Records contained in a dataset
□ □ □ □ □

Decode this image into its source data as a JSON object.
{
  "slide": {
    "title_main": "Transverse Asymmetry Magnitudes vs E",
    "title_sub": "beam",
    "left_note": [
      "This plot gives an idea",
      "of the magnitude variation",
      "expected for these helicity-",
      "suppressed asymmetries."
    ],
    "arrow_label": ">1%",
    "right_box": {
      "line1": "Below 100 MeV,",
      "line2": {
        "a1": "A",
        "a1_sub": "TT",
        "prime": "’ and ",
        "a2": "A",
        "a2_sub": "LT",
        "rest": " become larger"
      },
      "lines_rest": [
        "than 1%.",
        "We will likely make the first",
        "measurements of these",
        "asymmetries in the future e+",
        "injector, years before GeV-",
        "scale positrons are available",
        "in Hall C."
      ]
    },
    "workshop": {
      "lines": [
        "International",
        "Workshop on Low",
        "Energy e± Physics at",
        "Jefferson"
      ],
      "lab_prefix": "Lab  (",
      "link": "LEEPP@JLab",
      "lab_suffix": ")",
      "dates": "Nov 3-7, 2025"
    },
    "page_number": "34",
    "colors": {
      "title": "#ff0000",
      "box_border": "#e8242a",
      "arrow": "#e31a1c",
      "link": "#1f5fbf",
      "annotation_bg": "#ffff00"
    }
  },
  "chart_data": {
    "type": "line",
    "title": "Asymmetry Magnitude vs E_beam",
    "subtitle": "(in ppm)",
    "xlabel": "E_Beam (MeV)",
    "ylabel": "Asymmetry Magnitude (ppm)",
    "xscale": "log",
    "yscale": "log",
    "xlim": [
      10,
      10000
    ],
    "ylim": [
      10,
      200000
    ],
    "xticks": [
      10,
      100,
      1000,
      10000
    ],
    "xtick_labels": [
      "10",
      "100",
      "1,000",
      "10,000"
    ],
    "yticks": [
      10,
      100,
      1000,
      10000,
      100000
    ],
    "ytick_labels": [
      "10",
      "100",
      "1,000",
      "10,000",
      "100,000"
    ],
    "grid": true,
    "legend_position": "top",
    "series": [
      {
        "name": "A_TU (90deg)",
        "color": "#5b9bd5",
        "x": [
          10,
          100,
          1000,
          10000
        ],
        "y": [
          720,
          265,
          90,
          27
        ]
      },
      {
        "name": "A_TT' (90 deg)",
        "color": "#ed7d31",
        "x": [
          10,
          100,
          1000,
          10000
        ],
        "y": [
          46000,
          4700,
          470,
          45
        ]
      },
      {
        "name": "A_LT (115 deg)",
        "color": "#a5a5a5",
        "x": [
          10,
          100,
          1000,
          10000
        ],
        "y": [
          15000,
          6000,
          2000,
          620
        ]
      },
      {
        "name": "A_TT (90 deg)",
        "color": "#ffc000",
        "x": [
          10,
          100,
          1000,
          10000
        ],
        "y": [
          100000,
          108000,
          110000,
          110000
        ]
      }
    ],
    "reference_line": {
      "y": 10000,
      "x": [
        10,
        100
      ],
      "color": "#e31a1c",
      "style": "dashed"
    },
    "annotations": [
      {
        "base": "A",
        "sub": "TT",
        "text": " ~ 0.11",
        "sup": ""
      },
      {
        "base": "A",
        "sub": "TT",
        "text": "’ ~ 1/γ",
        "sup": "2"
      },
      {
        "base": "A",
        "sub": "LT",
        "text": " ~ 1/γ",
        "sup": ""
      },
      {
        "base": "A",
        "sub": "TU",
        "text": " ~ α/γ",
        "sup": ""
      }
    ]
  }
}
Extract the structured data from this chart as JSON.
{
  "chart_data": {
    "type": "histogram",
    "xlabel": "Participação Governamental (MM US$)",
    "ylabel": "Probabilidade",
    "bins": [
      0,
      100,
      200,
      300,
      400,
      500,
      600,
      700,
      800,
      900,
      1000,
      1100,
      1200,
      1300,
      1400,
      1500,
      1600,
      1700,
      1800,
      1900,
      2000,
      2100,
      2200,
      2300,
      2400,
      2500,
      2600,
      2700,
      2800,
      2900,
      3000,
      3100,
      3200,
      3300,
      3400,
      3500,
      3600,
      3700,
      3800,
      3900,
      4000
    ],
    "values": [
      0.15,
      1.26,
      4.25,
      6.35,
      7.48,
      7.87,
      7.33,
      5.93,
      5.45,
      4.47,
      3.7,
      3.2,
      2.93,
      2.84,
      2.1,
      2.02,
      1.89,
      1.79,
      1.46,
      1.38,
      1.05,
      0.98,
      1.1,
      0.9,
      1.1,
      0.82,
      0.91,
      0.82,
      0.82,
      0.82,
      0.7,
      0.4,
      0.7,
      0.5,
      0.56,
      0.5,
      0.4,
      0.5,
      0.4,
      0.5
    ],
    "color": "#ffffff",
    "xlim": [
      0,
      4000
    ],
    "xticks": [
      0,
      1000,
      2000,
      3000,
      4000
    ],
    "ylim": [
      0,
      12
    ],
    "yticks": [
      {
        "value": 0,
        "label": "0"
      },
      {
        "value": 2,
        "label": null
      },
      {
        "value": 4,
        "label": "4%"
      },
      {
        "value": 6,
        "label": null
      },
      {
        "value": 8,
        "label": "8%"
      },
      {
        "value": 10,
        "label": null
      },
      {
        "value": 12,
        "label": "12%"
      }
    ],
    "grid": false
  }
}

□ □ □ □ □

- Task directions
Recopy the whole listing exactly.

- Answer to the exercise
Decode this image into its source data as a JSON object.
{
  "slide": {
    "title_main": "Transverse Asymmetry Magnitudes vs E",
    "title_sub": "beam",
    "left_note": [
      "This plot gives an idea",
      "of the magnitude variation",
      "expected for these helicity-",
      "suppressed asymmetries."
    ],
    "arrow_label": ">1%",
    "right_box": {
      "line1": "Below 100 MeV,",
      "line2": {
        "a1": "A",
        "a1_sub": "TT",
        "prime": "’ and ",
        "a2": "A",
        "a2_sub": "LT",
        "rest": " become larger"
      },
      "lines_rest": [
        "than 1%.",
        "We will likely make the first",
        "measurements of these",
        "asymmetries in the future e+",
        "injector, years before GeV-",
        "scale positrons are available",
        "in Hall C."
      ]
    },
    "workshop": {
      "lines": [
        "International",
        "Workshop on Low",
        "Energy e± Physics at",
        "Jefferson"
      ],
      "lab_prefix": "Lab  (",
      "link": "LEEPP@JLab",
      "lab_suffix": ")",
      "dates": "Nov 3-7, 2025"
    },
    "page_number": "34",
    "colors": {
      "title": "#ff0000",
      "box_border": "#e8242a",
      "arrow": "#e31a1c",
      "link": "#1f5fbf",
      "annotation_bg": "#ffff00"
    }
  },
  "chart_data": {
    "type": "line",
    "title": "Asymmetry Magnitude vs E_beam",
    "subtitle": "(in ppm)",
    "xlabel": "E_Beam (MeV)",
    "ylabel": "Asymmetry Magnitude (ppm)",
    "xscale": "log",
    "yscale": "log",
    "xlim": [
      10,
      10000
    ],
    "ylim": [
      10,
      200000
    ],
    "xticks": [
      10,
      100,
      1000,
      10000
    ],
    "xtick_labels": [
      "10",
      "100",
      "1,000",
      "10,000"
    ],
    "yticks": [
      10,
      100,
      1000,
      10000,
      100000
    ],
    "ytick_labels": [
      "10",
      "100",
      "1,000",
      "10,000",
      "100,000"
    ],
    "grid": true,
    "legend_position": "top",
    "series": [
      {
        "name": "A_TU (90deg)",
        "color": "#5b9bd5",
        "x": [
          10,
          100,
          1000,
          10000
        ],
        "y": [
          720,
          265,
          90,
          27
        ]
      },
      {
        "name": "A_TT' (90 deg)",
        "color": "#ed7d31",
        "x": [
          10,
          100,
          1000,
          10000
        ],
        "y": [
          46000,
          4700,
          470,
          45
        ]
      },
      {
        "name": "A_LT (115 deg)",
        "color": "#a5a5a5",
        "x": [
          10,
          100,
          1000,
          10000
        ],
        "y": [
          15000,
          6000,
          2000,
          620
        ]
      },
      {
        "name": "A_TT (90 deg)",
        "color": "#ffc000",
        "x": [
          10,
          100,
          1000,
          10000
        ],
        "y": [
          100000,
          108000,
          110000,
          110000
        ]
      }
    ],
    "reference_line": {
      "y": 10000,
      "x": [
        10,
        100
      ],
      "color": "#e31a1c",
      "style": "dashed"
    },
    "annotations": [
      {
        "base": "A",
        "sub": "TT",
        "text": " ~ 0.11",
        "sup": ""
      },
      {
        "base": "A",
        "sub": "TT",
        "text": "’ ~ 1/γ",
        "sup": "2"
      },
      {
        "base": "A",
        "sub": "LT",
        "text": " ~ 1/γ",
        "sup": ""
      },
      {
        "base": "A",
        "sub": "TU",
        "text": " ~ α/γ",
        "sup": ""
      }
    ]
  }
}
Extract the structured data from this chart as JSON.
{
  "chart_data": {
    "type": "histogram",
    "xlabel": "Participação Governamental (MM US$)",
    "ylabel": "Probabilidade",
    "bins": [
      0,
      100,
      200,
      300,
      400,
      500,
      600,
      700,
      800,
      900,
      1000,
      1100,
      1200,
      1300,
      1400,
      1500,
      1600,
      1700,
      1800,
      1900,
      2000,
      2100,
      2200,
      2300,
      2400,
      2500,
      2600,
      2700,
      2800,
      2900,
      3000,
      3100,
      3200,
      3300,
      3400,
      3500,
      3600,
      3700,
      3800,
      3900,
      4000
    ],
    "values": [
      0.15,
      1.26,
      4.25,
      6.35,
      7.48,
      7.87,
      7.33,
      5.93,
      5.45,
      4.47,
      3.7,
      3.2,
      2.93,
      2.84,
      2.1,
      2.02,
      1.89,
      1.79,
      1.46,
      1.38,
      1.05,
      0.98,
      1.1,
      0.9,
      1.1,
      0.82,
      0.91,
      0.82,
      0.82,
      0.82,
      0.7,
      0.4,
      0.7,
      0.5,
      0.56,
      0.5,
      0.4,
      0.5,
      0.4,
      0.5
    ],
    "color": "#ffffff",
    "xlim": [
      0,
      4000
    ],
    "xticks": [
      0,
      1000,
      2000,
      3000,
      4000
    ],
    "ylim": [
      0,
      12
    ],
    "yticks": [
      {
        "value": 0,
        "label": "0"
      },
      {
        "value": 2,
        "label": null
      },
      {
        "value": 4,
        "label": "4%"
      },
      {
        "value": 6,
        "label": null
      },
      {
        "value": 8,
        "label": "8%"
      },
      {
        "value": 10,
        "label": null
      },
      {
        "value": 12,
        "label": "12%"
      }
    ],
    "grid": false
  }
}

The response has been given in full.